Reply with only the number of lines that contain the string "minutes".

> _Material to process_
= = = =

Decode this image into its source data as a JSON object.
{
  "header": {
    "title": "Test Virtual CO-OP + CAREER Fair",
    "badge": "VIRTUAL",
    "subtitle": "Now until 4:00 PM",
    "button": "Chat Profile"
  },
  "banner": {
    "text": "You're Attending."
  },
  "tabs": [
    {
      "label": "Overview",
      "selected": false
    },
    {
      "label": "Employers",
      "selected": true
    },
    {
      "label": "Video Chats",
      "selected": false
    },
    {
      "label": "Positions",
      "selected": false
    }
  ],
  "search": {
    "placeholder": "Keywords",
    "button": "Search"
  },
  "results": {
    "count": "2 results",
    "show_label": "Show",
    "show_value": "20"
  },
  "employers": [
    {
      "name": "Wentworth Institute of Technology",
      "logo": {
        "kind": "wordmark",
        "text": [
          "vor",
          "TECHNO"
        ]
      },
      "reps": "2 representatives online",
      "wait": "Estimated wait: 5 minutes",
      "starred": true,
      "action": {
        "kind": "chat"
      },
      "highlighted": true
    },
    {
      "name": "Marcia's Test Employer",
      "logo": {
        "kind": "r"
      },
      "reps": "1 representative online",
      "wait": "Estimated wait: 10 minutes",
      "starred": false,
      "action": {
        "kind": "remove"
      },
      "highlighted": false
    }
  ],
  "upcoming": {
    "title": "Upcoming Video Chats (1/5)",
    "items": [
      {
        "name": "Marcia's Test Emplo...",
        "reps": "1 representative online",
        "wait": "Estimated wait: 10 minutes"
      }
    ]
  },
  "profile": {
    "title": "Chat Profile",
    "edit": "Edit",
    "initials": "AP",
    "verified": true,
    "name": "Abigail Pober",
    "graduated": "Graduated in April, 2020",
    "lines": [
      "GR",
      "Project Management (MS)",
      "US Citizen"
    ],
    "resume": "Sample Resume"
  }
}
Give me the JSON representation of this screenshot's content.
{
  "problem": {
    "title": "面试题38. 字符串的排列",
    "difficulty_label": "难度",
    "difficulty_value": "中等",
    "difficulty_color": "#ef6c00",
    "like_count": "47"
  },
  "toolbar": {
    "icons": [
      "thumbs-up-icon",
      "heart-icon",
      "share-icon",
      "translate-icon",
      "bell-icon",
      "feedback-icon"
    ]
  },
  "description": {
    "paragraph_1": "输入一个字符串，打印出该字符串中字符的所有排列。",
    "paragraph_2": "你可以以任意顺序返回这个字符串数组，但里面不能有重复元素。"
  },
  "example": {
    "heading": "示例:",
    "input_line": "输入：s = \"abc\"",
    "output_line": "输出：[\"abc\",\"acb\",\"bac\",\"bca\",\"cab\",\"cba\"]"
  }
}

= = = =

> _Correct result_
3